→ Given task: All lines below must be repeated exactly, with the pictures omitted.

--- BEGIN ---

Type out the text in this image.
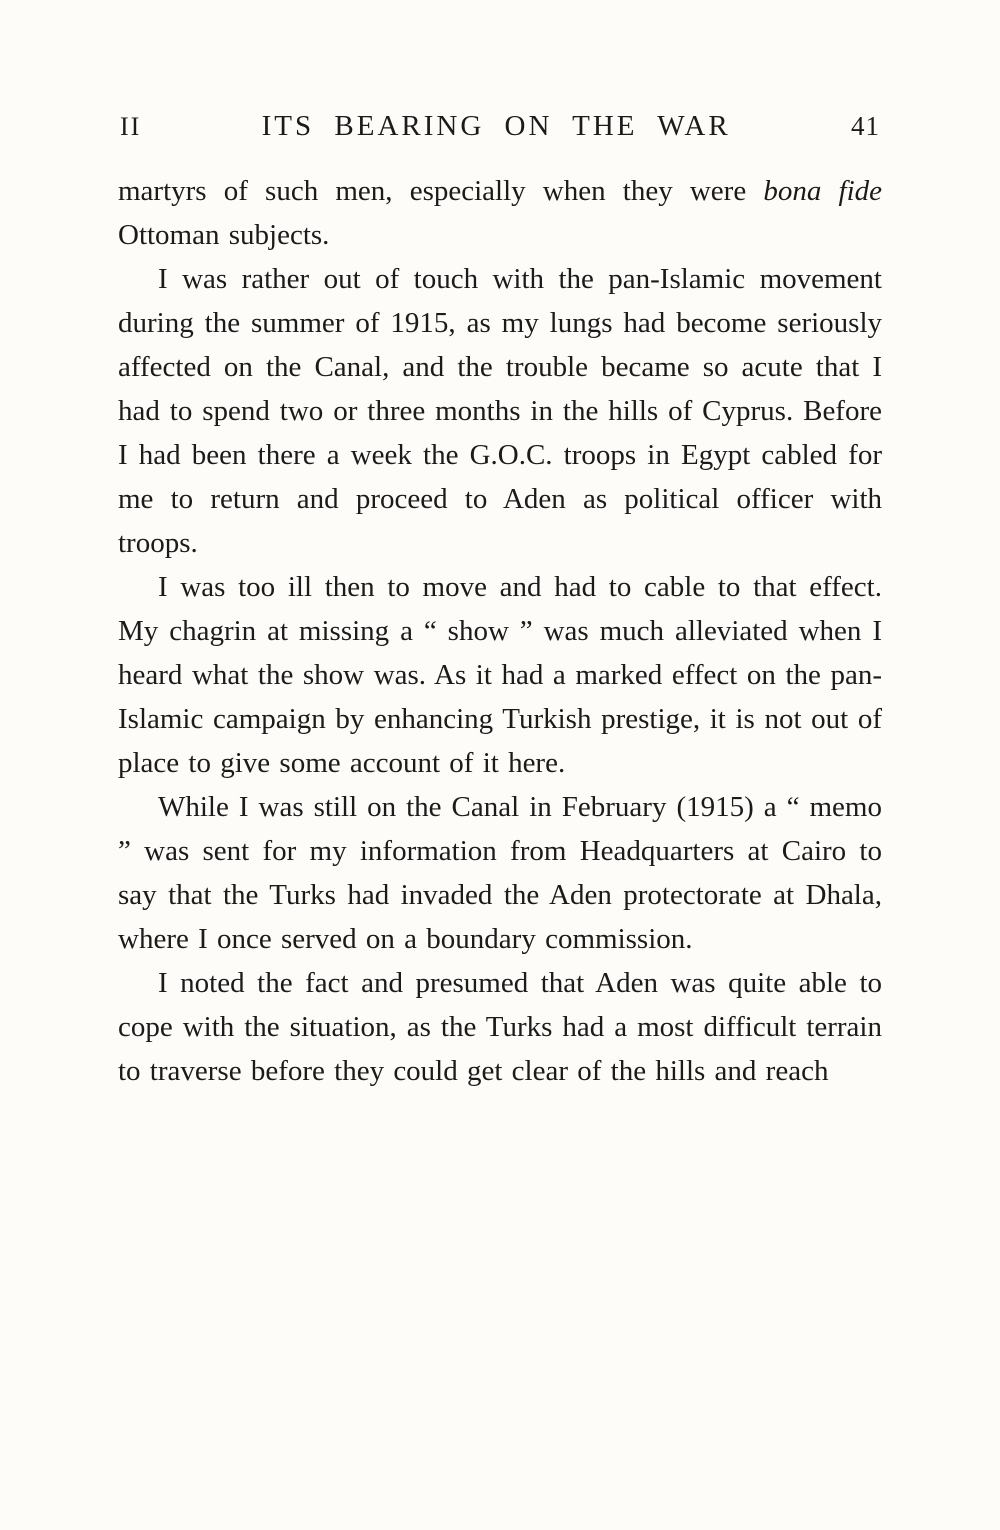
II	ITS BEARING ON THE WAR	41

martyrs of such men, especially when they were bona fide Ottoman subjects.

I was rather out of touch with the pan-Islamic movement during the summer of 1915, as my lungs had become seriously affected on the Canal, and the trouble became so acute that I had to spend two or three months in the hills of Cyprus. Before I had been there a week the G.O.C. troops in Egypt cabled for me to return and proceed to Aden as political officer with troops.

I was too ill then to move and had to cable to that effect. My chagrin at missing a “ show ” was much alleviated when I heard what the show was. As it had a marked effect on the pan-Islamic campaign by enhancing Turkish prestige, it is not out of place to give some account of it here.

While I was still on the Canal in February (1915) a “ memo ” was sent for my information from Headquarters at Cairo to say that the Turks had invaded the Aden protectorate at Dhala, where I once served on a boundary commission.

I noted the fact and presumed that Aden was quite able to cope with the situation, as the Turks had a most difficult terrain to traverse before they could get clear of the hills and reach
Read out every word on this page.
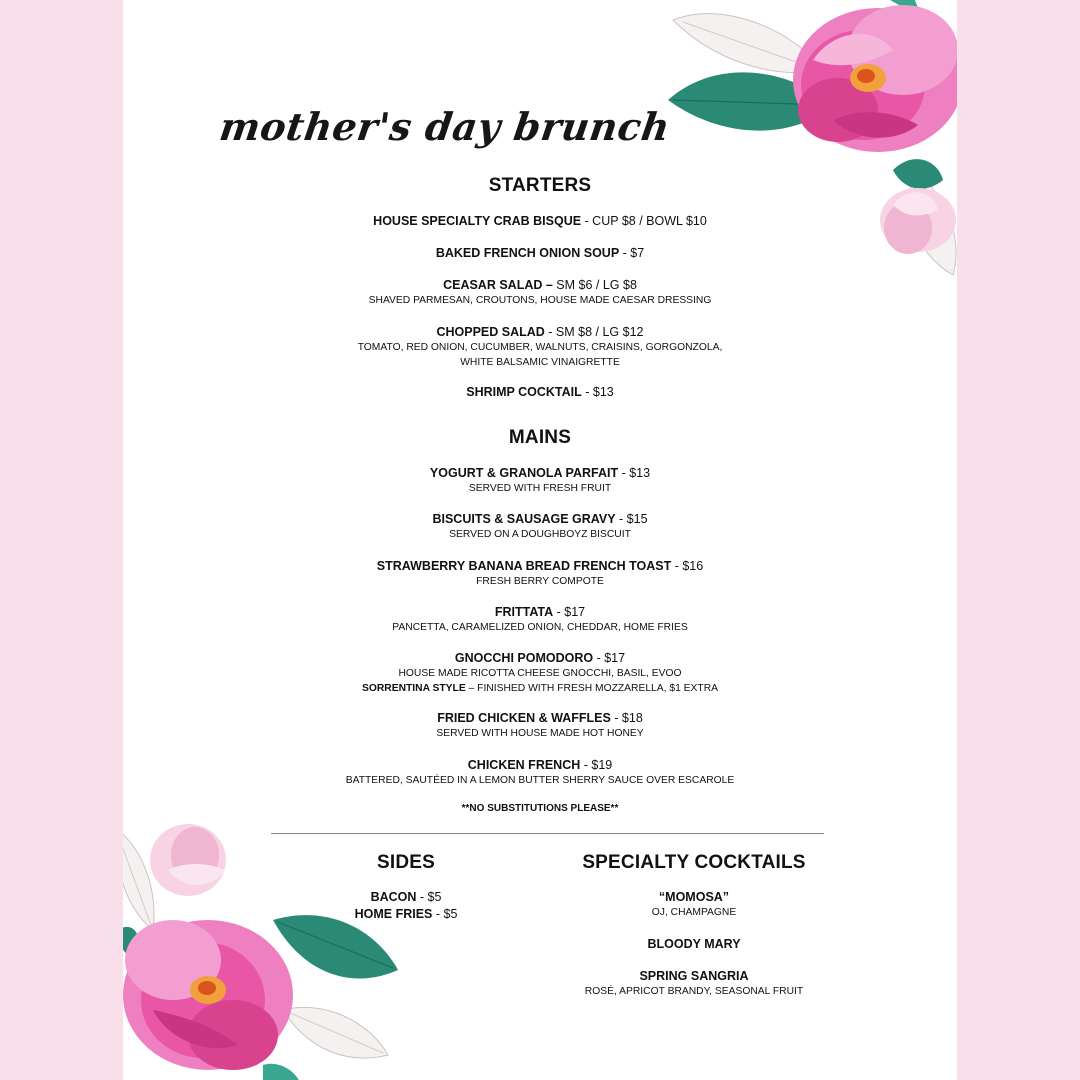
mother's day brunch
STARTERS
HOUSE SPECIALTY CRAB BISQUE - CUP $8 / BOWL $10
BAKED FRENCH ONION SOUP - $7
CEASAR SALAD – SM $6 / LG $8
SHAVED PARMESAN, CROUTONS, HOUSE MADE CAESAR DRESSING
CHOPPED SALAD - SM $8 / LG $12
TOMATO, RED ONION, CUCUMBER, WALNUTS, CRAISINS, GORGONZOLA,
WHITE BALSAMIC VINAIGRETTE
SHRIMP COCKTAIL - $13
MAINS
YOGURT & GRANOLA PARFAIT - $13
SERVED WITH FRESH FRUIT
BISCUITS & SAUSAGE GRAVY - $15
SERVED ON A DOUGHBOYZ BISCUIT
STRAWBERRY BANANA BREAD FRENCH TOAST - $16
FRESH BERRY COMPOTE
FRITTATA - $17
PANCETTA, CARAMELIZED ONION, CHEDDAR, HOME FRIES
GNOCCHI POMODORO - $17
HOUSE MADE RICOTTA CHEESE GNOCCHI, BASIL, EVOO
SORRENTINA STYLE – FINISHED WITH FRESH MOZZARELLA, $1 EXTRA
FRIED CHICKEN & WAFFLES - $18
SERVED WITH HOUSE MADE HOT HONEY
CHICKEN FRENCH - $19
BATTERED, SAUTÉED IN A LEMON BUTTER SHERRY SAUCE OVER ESCAROLE
**NO SUBSTITUTIONS PLEASE**
SIDES
BACON - $5
HOME FRIES - $5
SPECIALTY COCKTAILS
“MOMOSA”
OJ, CHAMPAGNE
BLOODY MARY
SPRING SANGRIA
ROSÉ, APRICOT BRANDY, SEASONAL FRUIT
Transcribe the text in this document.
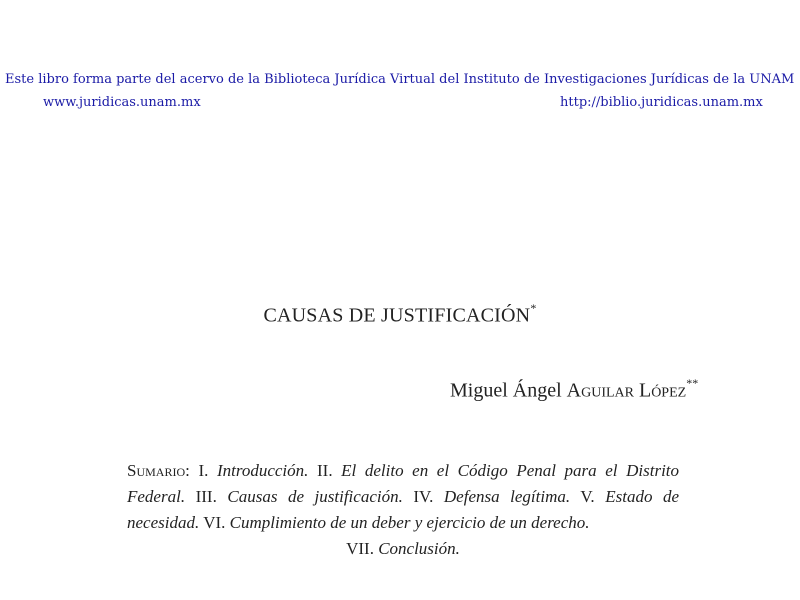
Este libro forma parte del acervo de la Biblioteca Jurídica Virtual del Instituto de Investigaciones Jurídicas de la UNAM
www.juridicas.unam.mx	http://biblio.juridicas.unam.mx
CAUSAS DE JUSTIFICACIÓN*
Miguel Ángel Aguilar López**
Sumario: I. Introducción. II. El delito en el Código Penal para el Distrito Federal. III. Causas de justificación. IV. Defensa legítima. V. Estado de necesidad. VI. Cumplimiento de un deber y ejercicio de un derecho.
VII. Conclusión.
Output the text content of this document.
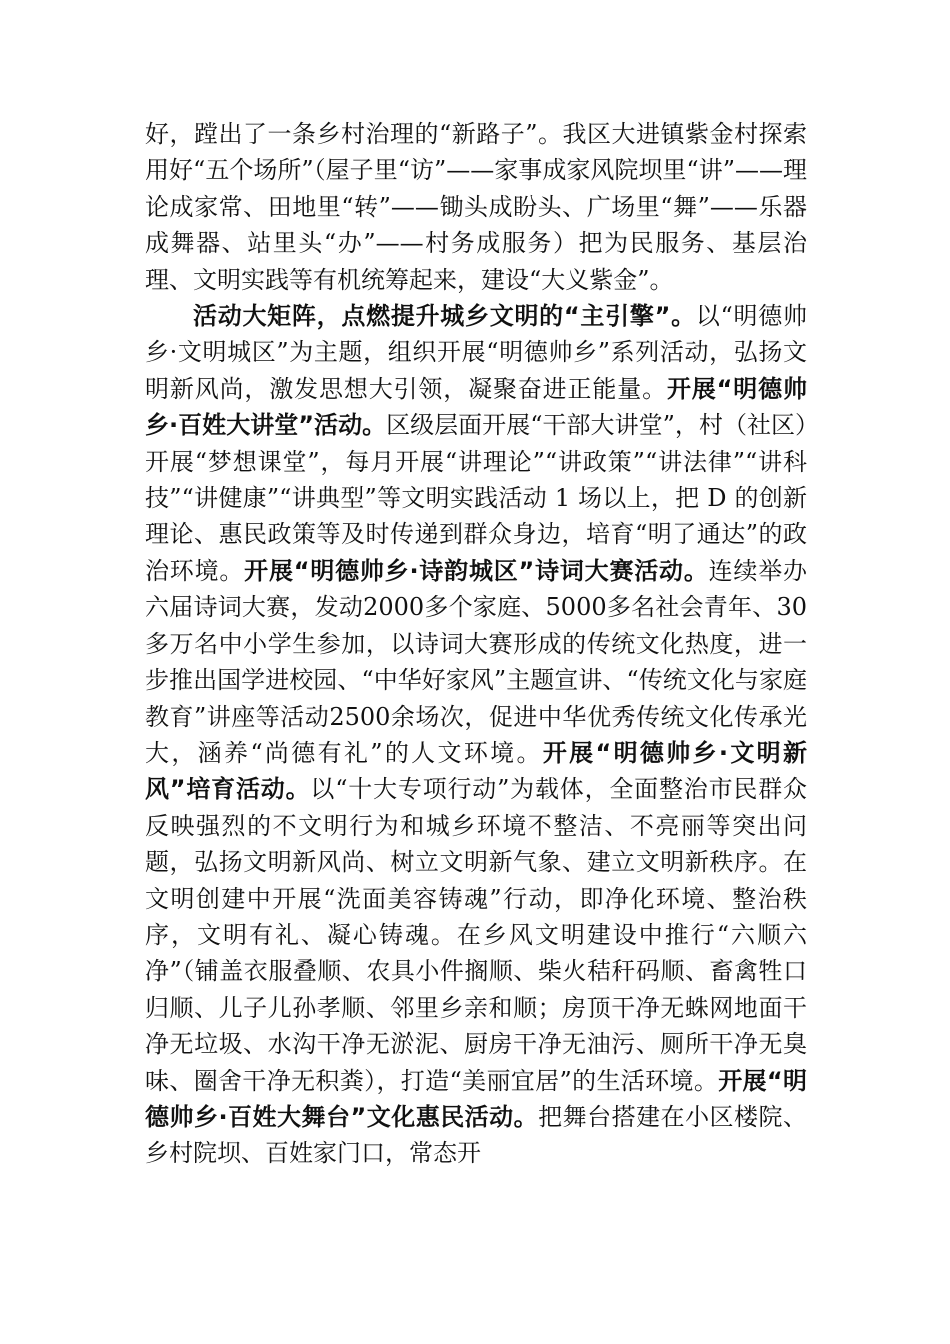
好，蹚出了一条乡村治理的“新路子”。我区大进镇紫金村探索用好“五个场所”（屋子里“访”——家事成家风院坝里“讲”——理论成家常、田地里“转”——锄头成盼头、广场里“舞”——乐器成舞器、站里头“办”——村务成服务）把为民服务、基层治理、文明实践等有机统筹起来，建设“大义紫金”。

活动大矩阵，点燃提升城乡文明的“主引擎”。以“明德帅乡·文明城区”为主题，组织开展“明德帅乡”系列活动，弘扬文明新风尚，激发思想大引领，凝聚奋进正能量。开展“明德帅乡·百姓大讲堂”活动。区级层面开展“干部大讲堂”，村（社区）开展“梦想课堂”，每月开展“讲理论”“讲政策”“讲法律”“讲科技”“讲健康”“讲典型”等文明实践活动 1 场以上，把 D 的创新理论、惠民政策等及时传递到群众身边，培育“明了通达”的政治环境。开展“明德帅乡·诗韵城区”诗词大赛活动。连续举办六届诗词大赛，发动2000多个家庭、5000多名社会青年、30多万名中小学生参加，以诗词大赛形成的传统文化热度，进一步推出国学进校园、“中华好家风”主题宣讲、“传统文化与家庭教育”讲座等活动2500余场次，促进中华优秀传统文化传承光大，涵养“尚德有礼”的人文环境。开展“明德帅乡·文明新风”培育活动。以“十大专项行动”为载体，全面整治市民群众反映强烈的不文明行为和城乡环境不整洁、不亮丽等突出问题，弘扬文明新风尚、树立文明新气象、建立文明新秩序。在文明创建中开展“洗面美容铸魂”行动，即净化环境、整治秩序，文明有礼、凝心铸魂。在乡风文明建设中推行“六顺六净”（铺盖衣服叠顺、农具小件搁顺、柴火秸秆码顺、畜禽牲口归顺、儿子儿孙孝顺、邻里乡亲和顺；房顶干净无蛛网地面干净无垃圾、水沟干净无淤泥、厨房干净无油污、厕所干净无臭味、圈舍干净无积粪），打造“美丽宜居”的生活环境。开展“明德帅乡·百姓大舞台”文化惠民活动。把舞台搭建在小区楼院、乡村院坝、百姓家门口，常态开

--- END ---

→ Result below:
Type out the text in this image.
II	ITS BEARING ON THE WAR	41

martyrs of such men, especially when they were bona fide Ottoman subjects.

I was rather out of touch with the pan-Islamic movement during the summer of 1915, as my lungs had become seriously affected on the Canal, and the trouble became so acute that I had to spend two or three months in the hills of Cyprus. Before I had been there a week the G.O.C. troops in Egypt cabled for me to return and proceed to Aden as political officer with troops.

I was too ill then to move and had to cable to that effect. My chagrin at missing a “ show ” was much alleviated when I heard what the show was. As it had a marked effect on the pan-Islamic campaign by enhancing Turkish prestige, it is not out of place to give some account of it here.

While I was still on the Canal in February (1915) a “ memo ” was sent for my information from Headquarters at Cairo to say that the Turks had invaded the Aden protectorate at Dhala, where I once served on a boundary commission.

I noted the fact and presumed that Aden was quite able to cope with the situation, as the Turks had a most difficult terrain to traverse before they could get clear of the hills and reach
Read out every word on this page.
mother's day brunch
STARTERS
HOUSE SPECIALTY CRAB BISQUE - CUP $8 / BOWL $10
BAKED FRENCH ONION SOUP - $7
CEASAR SALAD – SM $6 / LG $8
SHAVED PARMESAN, CROUTONS, HOUSE MADE CAESAR DRESSING
CHOPPED SALAD - SM $8 / LG $12
TOMATO, RED ONION, CUCUMBER, WALNUTS, CRAISINS, GORGONZOLA,
WHITE BALSAMIC VINAIGRETTE
SHRIMP COCKTAIL - $13
MAINS
YOGURT & GRANOLA PARFAIT - $13
SERVED WITH FRESH FRUIT
BISCUITS & SAUSAGE GRAVY - $15
SERVED ON A DOUGHBOYZ BISCUIT
STRAWBERRY BANANA BREAD FRENCH TOAST - $16
FRESH BERRY COMPOTE
FRITTATA - $17
PANCETTA, CARAMELIZED ONION, CHEDDAR, HOME FRIES
GNOCCHI POMODORO - $17
HOUSE MADE RICOTTA CHEESE GNOCCHI, BASIL, EVOO
SORRENTINA STYLE – FINISHED WITH FRESH MOZZARELLA, $1 EXTRA
FRIED CHICKEN & WAFFLES - $18
SERVED WITH HOUSE MADE HOT HONEY
CHICKEN FRENCH - $19
BATTERED, SAUTÉED IN A LEMON BUTTER SHERRY SAUCE OVER ESCAROLE
**NO SUBSTITUTIONS PLEASE**
SIDES
BACON - $5
HOME FRIES - $5
SPECIALTY COCKTAILS
“MOMOSA”
OJ, CHAMPAGNE
BLOODY MARY
SPRING SANGRIA
ROSÉ, APRICOT BRANDY, SEASONAL FRUIT
Transcribe the text in this document.
Este libro forma parte del acervo de la Biblioteca Jurídica Virtual del Instituto de Investigaciones Jurídicas de la UNAM
www.juridicas.unam.mx	http://biblio.juridicas.unam.mx
CAUSAS DE JUSTIFICACIÓN*
Miguel Ángel Aguilar López**
Sumario: I. Introducción. II. El delito en el Código Penal para el Distrito Federal. III. Causas de justificación. IV. Defensa legítima. V. Estado de necesidad. VI. Cumplimiento de un deber y ejercicio de un derecho.
VII. Conclusión.
Output the text content of this document.
好，蹚出了一条乡村治理的“新路子”。我区大进镇紫金村探索用好“五个场所”（屋子里“访”——家事成家风院坝里“讲”——理论成家常、田地里“转”——锄头成盼头、广场里“舞”——乐器成舞器、站里头“办”——村务成服务）把为民服务、基层治理、文明实践等有机统筹起来，建设“大义紫金”。

活动大矩阵，点燃提升城乡文明的“主引擎”。以“明德帅乡·文明城区”为主题，组织开展“明德帅乡”系列活动，弘扬文明新风尚，激发思想大引领，凝聚奋进正能量。开展“明德帅乡·百姓大讲堂”活动。区级层面开展“干部大讲堂”，村（社区）开展“梦想课堂”，每月开展“讲理论”“讲政策”“讲法律”“讲科技”“讲健康”“讲典型”等文明实践活动 1 场以上，把 D 的创新理论、惠民政策等及时传递到群众身边，培育“明了通达”的政治环境。开展“明德帅乡·诗韵城区”诗词大赛活动。连续举办六届诗词大赛，发动2000多个家庭、5000多名社会青年、30多万名中小学生参加，以诗词大赛形成的传统文化热度，进一步推出国学进校园、“中华好家风”主题宣讲、“传统文化与家庭教育”讲座等活动2500余场次，促进中华优秀传统文化传承光大，涵养“尚德有礼”的人文环境。开展“明德帅乡·文明新风”培育活动。以“十大专项行动”为载体，全面整治市民群众反映强烈的不文明行为和城乡环境不整洁、不亮丽等突出问题，弘扬文明新风尚、树立文明新气象、建立文明新秩序。在文明创建中开展“洗面美容铸魂”行动，即净化环境、整治秩序，文明有礼、凝心铸魂。在乡风文明建设中推行“六顺六净”（铺盖衣服叠顺、农具小件搁顺、柴火秸秆码顺、畜禽牲口归顺、儿子儿孙孝顺、邻里乡亲和顺；房顶干净无蛛网地面干净无垃圾、水沟干净无淤泥、厨房干净无油污、厕所干净无臭味、圈舍干净无积粪），打造“美丽宜居”的生活环境。开展“明德帅乡·百姓大舞台”文化惠民活动。把舞台搭建在小区楼院、乡村院坝、百姓家门口，常态开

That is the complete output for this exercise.